[EXERCISE GOAL]
Output the lines of the records without changes, starting at the line that contains "quote-tweets-stat[interactable]: 164 Quote" and ending at the line that contains "likes-count: 417 bbox=[322, 471, 354, 492]", with both of those lines included.

—————

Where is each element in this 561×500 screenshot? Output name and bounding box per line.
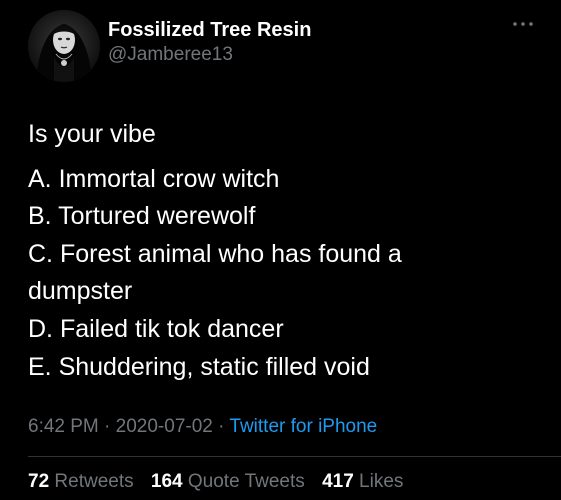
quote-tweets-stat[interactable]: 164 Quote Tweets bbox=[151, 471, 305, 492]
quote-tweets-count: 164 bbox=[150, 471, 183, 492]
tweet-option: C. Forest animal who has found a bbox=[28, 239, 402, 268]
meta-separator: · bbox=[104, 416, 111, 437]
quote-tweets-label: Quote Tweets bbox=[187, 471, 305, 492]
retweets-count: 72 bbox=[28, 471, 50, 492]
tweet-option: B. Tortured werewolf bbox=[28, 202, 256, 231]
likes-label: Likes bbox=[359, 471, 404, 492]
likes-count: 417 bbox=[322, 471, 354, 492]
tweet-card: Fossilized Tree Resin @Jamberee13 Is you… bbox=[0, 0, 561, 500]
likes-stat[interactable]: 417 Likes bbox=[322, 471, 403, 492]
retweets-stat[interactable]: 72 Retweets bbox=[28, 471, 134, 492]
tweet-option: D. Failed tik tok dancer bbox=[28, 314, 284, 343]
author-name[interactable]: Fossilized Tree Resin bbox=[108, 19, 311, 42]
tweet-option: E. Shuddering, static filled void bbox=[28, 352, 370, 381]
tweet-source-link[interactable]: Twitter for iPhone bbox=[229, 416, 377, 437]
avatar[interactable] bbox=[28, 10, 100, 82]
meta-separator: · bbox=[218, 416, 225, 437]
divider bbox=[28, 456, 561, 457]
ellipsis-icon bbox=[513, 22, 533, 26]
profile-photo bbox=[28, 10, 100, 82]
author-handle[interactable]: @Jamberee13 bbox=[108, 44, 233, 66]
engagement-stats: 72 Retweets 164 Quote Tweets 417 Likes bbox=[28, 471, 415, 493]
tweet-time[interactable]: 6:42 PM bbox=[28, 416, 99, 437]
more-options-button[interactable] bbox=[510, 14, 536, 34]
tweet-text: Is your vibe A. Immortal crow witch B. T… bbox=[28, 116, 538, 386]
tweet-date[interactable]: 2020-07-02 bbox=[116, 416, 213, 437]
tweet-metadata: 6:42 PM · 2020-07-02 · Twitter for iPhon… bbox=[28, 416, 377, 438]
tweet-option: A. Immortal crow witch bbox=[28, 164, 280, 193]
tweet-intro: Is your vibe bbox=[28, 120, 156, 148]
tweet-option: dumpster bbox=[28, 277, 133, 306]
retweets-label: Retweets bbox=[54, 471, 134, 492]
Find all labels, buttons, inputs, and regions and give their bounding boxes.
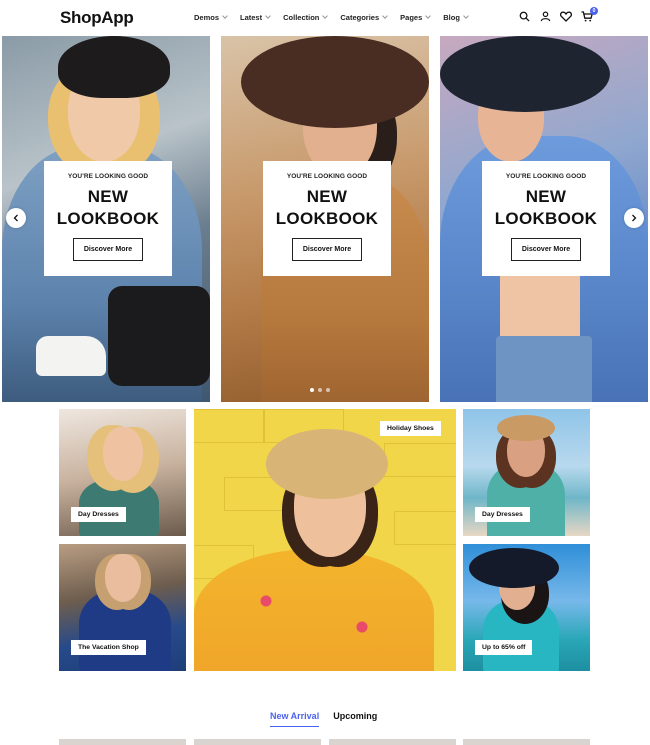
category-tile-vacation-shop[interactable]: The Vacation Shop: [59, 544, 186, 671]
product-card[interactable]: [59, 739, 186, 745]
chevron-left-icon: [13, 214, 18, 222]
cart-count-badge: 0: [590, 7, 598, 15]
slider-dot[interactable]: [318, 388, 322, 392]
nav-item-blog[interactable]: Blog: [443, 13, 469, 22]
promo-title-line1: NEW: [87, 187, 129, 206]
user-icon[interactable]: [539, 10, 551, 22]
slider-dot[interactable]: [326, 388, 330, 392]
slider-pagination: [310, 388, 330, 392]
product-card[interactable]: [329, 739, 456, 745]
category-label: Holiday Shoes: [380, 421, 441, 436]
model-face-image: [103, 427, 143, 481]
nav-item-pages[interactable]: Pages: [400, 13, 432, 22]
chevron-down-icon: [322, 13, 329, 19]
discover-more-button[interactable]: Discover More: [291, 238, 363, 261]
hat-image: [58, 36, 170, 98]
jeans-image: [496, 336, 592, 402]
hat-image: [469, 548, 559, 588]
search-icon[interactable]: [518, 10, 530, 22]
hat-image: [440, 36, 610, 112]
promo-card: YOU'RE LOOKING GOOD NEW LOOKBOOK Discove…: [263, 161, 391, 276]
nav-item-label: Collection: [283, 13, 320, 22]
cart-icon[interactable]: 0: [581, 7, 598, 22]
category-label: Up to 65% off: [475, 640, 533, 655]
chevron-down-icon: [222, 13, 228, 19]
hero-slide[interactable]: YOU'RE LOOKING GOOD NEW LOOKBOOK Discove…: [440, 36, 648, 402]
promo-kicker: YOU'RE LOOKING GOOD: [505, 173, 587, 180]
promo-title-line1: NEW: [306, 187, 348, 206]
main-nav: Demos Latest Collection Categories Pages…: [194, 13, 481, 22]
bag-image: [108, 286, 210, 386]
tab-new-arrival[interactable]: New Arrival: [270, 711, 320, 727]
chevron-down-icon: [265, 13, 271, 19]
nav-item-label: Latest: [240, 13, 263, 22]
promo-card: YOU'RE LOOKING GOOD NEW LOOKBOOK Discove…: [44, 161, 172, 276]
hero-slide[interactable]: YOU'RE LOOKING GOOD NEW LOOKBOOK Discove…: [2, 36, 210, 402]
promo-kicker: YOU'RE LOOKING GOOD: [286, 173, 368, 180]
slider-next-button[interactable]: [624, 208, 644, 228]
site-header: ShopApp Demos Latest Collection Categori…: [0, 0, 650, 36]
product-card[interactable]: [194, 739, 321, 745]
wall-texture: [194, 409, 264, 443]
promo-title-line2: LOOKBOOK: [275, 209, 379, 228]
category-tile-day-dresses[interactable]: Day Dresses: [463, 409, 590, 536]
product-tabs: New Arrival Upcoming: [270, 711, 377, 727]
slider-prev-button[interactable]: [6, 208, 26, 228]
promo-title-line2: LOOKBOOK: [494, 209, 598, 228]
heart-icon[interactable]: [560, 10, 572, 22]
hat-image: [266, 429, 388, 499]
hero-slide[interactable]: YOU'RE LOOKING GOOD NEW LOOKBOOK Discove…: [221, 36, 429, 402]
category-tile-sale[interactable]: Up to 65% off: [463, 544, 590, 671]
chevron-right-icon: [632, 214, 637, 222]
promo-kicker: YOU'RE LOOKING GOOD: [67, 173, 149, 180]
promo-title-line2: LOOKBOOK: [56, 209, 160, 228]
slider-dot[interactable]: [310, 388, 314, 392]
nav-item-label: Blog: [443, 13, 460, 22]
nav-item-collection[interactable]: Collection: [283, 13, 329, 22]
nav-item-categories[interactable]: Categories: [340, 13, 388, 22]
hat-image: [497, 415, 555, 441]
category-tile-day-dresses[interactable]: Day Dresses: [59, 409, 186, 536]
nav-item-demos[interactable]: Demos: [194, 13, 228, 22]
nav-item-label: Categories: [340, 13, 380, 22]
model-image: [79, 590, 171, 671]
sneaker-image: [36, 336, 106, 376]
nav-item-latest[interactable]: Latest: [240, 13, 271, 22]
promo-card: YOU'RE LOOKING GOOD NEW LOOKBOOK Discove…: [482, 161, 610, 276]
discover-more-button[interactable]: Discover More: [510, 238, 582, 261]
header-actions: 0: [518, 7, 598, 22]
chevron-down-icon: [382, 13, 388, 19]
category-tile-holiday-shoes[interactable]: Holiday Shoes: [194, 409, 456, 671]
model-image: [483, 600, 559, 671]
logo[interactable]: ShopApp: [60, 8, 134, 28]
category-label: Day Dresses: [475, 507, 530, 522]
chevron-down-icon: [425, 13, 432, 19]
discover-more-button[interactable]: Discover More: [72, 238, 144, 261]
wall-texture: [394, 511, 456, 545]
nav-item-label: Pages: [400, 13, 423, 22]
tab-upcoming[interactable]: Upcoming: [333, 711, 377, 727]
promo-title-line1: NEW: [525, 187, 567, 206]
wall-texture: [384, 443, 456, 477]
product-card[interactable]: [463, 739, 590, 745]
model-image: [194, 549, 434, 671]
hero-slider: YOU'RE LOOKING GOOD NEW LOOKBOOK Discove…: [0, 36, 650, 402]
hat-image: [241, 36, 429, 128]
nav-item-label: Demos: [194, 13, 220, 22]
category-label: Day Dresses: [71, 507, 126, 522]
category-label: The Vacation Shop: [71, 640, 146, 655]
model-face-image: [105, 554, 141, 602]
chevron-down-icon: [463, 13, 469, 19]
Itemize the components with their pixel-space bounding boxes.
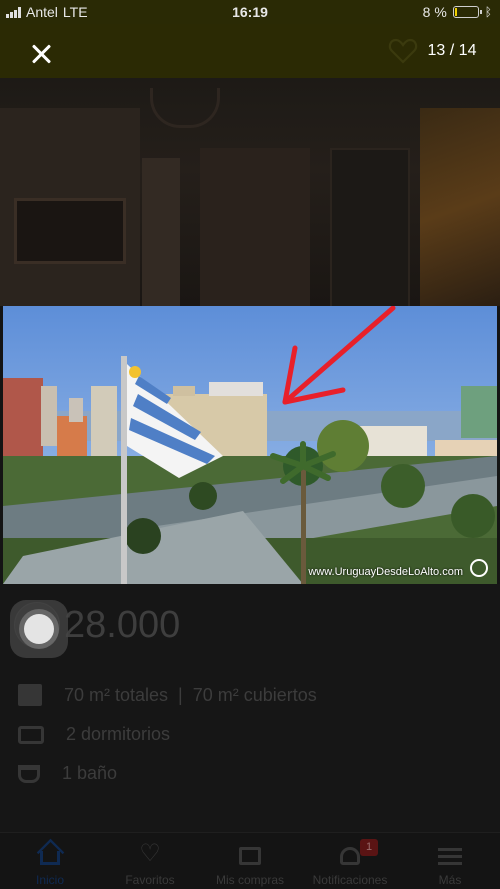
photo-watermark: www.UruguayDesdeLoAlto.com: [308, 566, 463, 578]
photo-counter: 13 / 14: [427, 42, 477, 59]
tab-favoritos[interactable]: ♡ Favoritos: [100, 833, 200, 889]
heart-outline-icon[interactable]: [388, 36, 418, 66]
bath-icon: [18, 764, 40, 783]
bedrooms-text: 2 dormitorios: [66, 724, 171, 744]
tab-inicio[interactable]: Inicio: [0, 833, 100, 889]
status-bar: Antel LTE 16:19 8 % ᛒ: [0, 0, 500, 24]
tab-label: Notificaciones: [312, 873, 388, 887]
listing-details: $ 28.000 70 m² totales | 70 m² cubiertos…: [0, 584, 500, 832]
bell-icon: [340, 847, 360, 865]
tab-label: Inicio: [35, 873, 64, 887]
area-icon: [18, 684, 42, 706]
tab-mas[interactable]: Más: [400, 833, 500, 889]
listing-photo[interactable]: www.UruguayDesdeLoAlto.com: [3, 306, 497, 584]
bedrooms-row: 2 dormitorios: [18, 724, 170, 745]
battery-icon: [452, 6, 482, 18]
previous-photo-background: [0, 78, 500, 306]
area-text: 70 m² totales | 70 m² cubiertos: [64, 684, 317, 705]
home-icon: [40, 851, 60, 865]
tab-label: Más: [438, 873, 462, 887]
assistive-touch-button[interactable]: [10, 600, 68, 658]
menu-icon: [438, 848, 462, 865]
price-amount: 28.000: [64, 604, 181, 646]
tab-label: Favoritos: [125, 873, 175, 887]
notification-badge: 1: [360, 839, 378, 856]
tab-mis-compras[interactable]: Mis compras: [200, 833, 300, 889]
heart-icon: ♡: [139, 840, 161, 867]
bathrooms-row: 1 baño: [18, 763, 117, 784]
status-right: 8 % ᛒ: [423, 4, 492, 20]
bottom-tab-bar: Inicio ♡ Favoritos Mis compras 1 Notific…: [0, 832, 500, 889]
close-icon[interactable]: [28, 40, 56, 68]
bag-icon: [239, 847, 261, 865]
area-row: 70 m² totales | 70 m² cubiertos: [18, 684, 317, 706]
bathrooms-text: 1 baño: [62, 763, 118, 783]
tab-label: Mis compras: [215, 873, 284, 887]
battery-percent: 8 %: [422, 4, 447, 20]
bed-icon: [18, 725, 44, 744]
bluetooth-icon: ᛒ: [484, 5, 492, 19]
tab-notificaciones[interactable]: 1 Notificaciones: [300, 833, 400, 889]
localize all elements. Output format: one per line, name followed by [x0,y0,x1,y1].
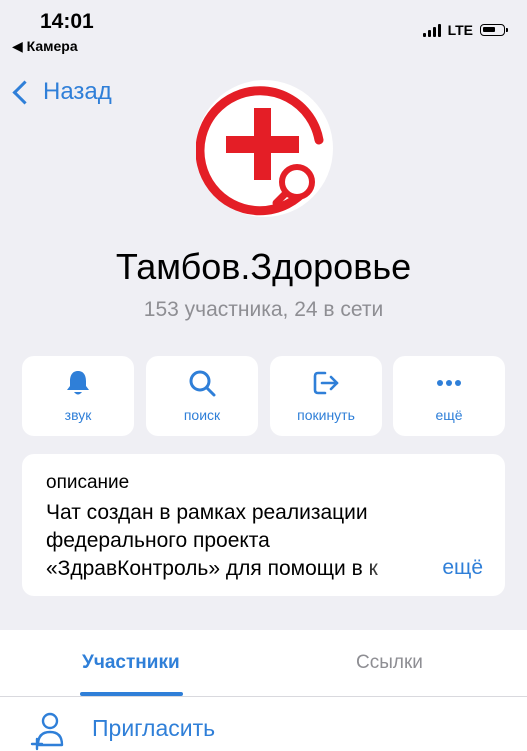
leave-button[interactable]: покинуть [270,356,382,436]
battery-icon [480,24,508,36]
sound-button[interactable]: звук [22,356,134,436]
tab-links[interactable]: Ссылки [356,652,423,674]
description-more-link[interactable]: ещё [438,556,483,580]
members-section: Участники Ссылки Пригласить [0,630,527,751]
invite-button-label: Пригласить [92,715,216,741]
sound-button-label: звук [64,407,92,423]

—————

[PROBLEM SOLUTION]
quote-tweets-stat[interactable]: 164 Quote Tweets bbox=[151, 471, 305, 492]
quote-tweets-count: 164 bbox=[150, 471, 183, 492]
tweet-option: C. Forest animal who has found a bbox=[28, 239, 402, 268]
meta-separator: · bbox=[104, 416, 111, 437]
quote-tweets-label: Quote Tweets bbox=[187, 471, 305, 492]
retweets-count: 72 bbox=[28, 471, 50, 492]
tweet-option: B. Tortured werewolf bbox=[28, 202, 256, 231]
likes-label: Likes bbox=[359, 471, 404, 492]
likes-count: 417 bbox=[322, 471, 354, 492]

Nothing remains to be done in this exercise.